— What the task asks —
Below are some records. Pull every line that contains the word "документов".

— Dataset records —
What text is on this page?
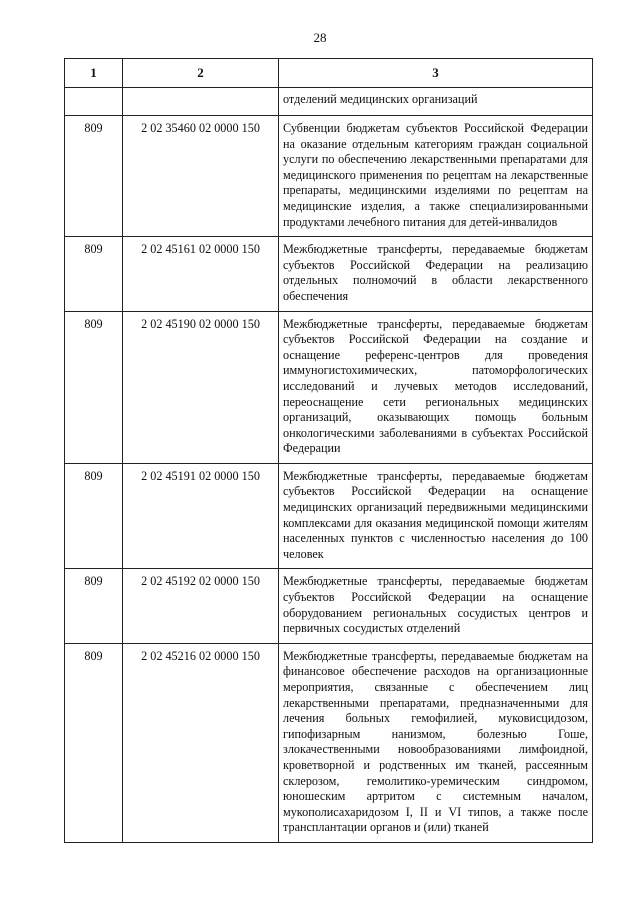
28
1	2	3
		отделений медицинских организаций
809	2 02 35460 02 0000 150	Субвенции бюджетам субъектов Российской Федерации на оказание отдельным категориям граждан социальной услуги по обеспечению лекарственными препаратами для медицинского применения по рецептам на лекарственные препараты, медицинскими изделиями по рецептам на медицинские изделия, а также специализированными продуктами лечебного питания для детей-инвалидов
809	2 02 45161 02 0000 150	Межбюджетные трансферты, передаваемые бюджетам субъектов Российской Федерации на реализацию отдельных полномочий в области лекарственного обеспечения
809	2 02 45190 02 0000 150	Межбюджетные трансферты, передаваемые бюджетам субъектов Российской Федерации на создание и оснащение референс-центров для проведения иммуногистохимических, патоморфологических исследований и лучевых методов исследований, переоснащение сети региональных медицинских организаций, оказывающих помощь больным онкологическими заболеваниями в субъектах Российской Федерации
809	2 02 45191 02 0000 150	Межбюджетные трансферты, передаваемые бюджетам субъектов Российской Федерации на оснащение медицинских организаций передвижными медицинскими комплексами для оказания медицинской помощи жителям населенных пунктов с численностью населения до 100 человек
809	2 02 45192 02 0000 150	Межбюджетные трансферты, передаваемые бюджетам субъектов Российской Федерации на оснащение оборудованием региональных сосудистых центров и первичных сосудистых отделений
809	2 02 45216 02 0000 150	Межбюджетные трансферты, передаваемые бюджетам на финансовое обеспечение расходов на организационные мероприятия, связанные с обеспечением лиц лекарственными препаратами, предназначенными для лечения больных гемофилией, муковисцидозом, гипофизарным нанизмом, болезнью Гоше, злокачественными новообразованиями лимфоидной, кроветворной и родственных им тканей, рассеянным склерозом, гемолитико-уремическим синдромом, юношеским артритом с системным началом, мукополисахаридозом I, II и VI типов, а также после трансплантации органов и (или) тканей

...

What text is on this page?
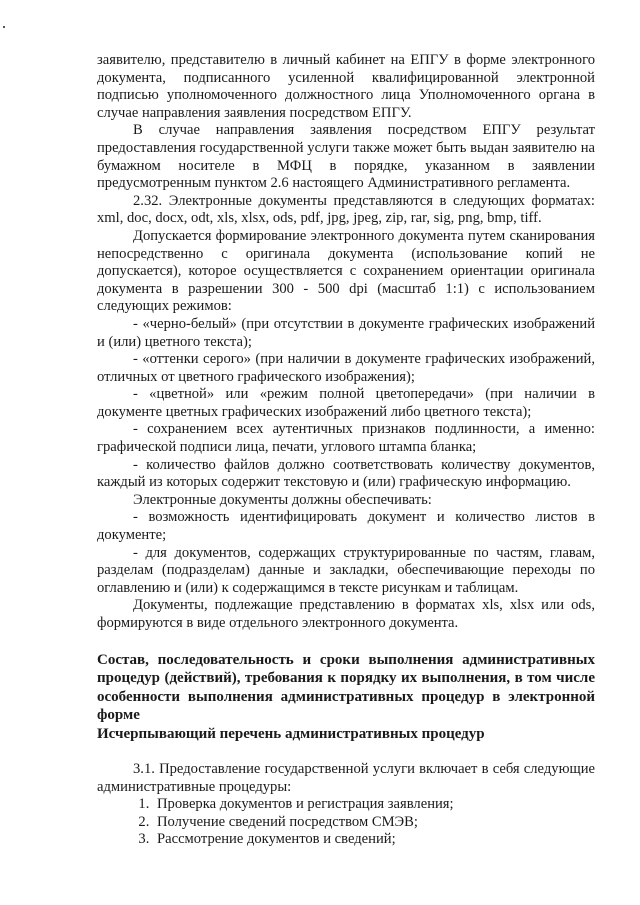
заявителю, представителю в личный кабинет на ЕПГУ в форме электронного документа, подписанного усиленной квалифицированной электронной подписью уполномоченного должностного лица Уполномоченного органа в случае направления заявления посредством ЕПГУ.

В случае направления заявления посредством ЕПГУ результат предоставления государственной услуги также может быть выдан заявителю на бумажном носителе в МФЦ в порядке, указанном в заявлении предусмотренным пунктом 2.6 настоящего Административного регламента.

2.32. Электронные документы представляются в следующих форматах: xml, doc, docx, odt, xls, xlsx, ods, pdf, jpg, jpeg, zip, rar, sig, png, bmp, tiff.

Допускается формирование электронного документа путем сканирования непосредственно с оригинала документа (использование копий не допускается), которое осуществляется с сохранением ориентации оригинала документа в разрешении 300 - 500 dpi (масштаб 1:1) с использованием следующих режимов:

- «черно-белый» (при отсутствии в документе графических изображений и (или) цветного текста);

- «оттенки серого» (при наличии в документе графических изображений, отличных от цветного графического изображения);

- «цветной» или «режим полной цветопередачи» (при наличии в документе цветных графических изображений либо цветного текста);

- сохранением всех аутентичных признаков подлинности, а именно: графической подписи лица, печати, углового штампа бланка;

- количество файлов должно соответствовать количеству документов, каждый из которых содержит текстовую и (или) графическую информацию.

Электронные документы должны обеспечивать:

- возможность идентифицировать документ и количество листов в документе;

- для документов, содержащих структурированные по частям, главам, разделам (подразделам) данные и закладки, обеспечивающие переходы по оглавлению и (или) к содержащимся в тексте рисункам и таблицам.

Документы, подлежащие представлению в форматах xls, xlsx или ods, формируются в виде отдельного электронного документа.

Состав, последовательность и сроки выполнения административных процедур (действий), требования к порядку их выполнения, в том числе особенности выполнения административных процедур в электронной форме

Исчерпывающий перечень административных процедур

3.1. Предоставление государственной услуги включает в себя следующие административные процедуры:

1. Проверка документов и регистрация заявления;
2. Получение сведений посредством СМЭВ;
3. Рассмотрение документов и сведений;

==

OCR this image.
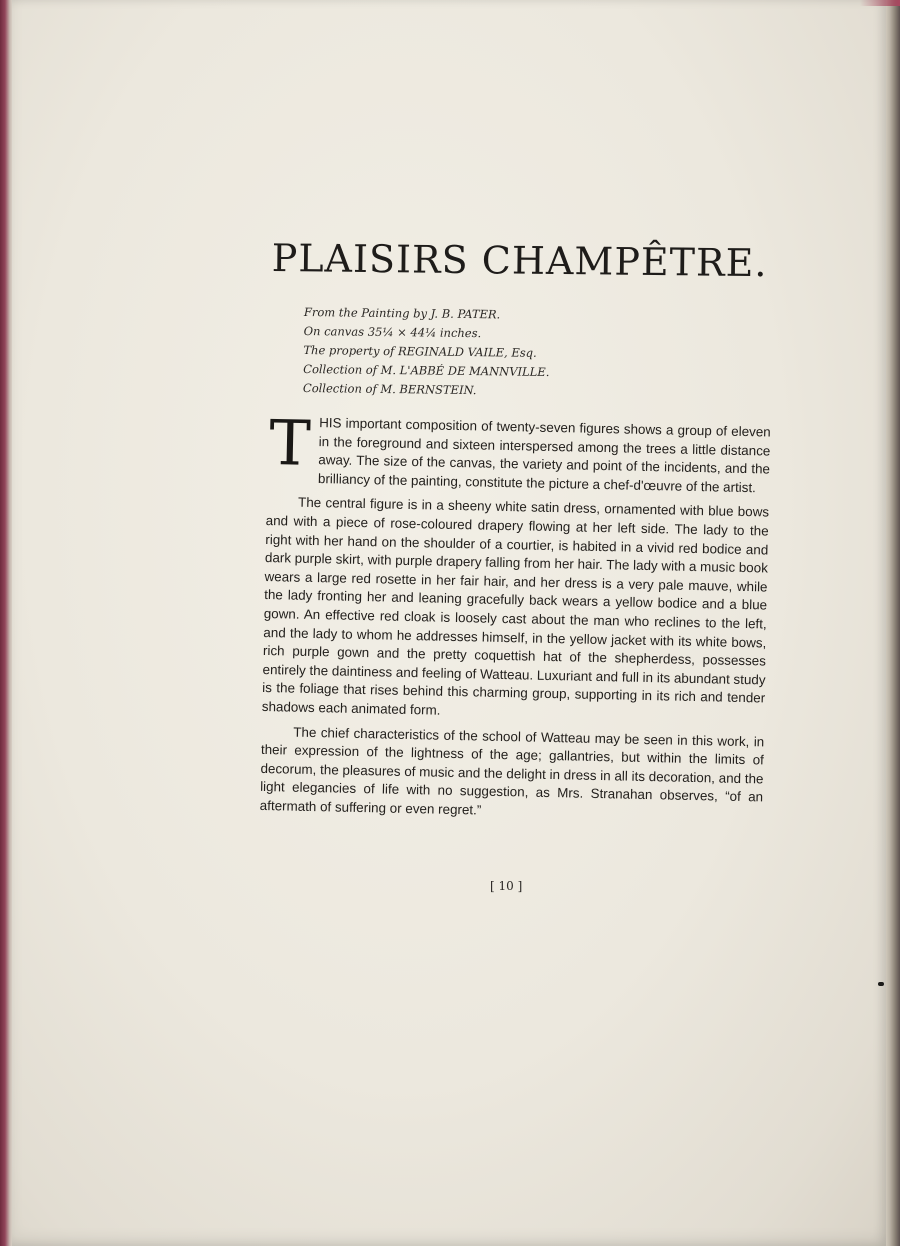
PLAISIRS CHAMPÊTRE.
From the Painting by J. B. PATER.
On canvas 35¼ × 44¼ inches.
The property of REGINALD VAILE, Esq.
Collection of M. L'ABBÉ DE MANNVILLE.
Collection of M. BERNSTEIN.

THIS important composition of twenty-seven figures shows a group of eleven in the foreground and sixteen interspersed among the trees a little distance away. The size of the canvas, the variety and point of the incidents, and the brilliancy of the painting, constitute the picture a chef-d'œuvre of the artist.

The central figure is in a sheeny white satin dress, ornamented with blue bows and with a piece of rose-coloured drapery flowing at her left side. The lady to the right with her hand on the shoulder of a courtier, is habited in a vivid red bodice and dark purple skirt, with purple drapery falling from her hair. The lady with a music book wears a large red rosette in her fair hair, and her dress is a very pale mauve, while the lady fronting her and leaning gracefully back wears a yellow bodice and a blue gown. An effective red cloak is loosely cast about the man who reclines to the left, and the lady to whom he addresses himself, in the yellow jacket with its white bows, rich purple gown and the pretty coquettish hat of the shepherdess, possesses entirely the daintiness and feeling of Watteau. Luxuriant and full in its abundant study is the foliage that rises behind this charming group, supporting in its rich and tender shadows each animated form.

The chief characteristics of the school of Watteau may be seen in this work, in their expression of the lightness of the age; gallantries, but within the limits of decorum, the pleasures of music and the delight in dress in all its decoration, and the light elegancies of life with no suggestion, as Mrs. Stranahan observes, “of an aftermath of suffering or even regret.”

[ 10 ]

— Solution to the problem —
- количество файлов должно соответствовать количеству документов, каждый из которых содержит текстовую и (или) графическую информацию.
- для документов, содержащих структурированные по частям, главам, разделам (подразделам) данные и закладки, обеспечивающие переходы по оглавлению и (или) к содержащимся в тексте рисункам и таблицам.
1. Проверка документов и регистрация заявления;
3. Рассмотрение документов и сведений;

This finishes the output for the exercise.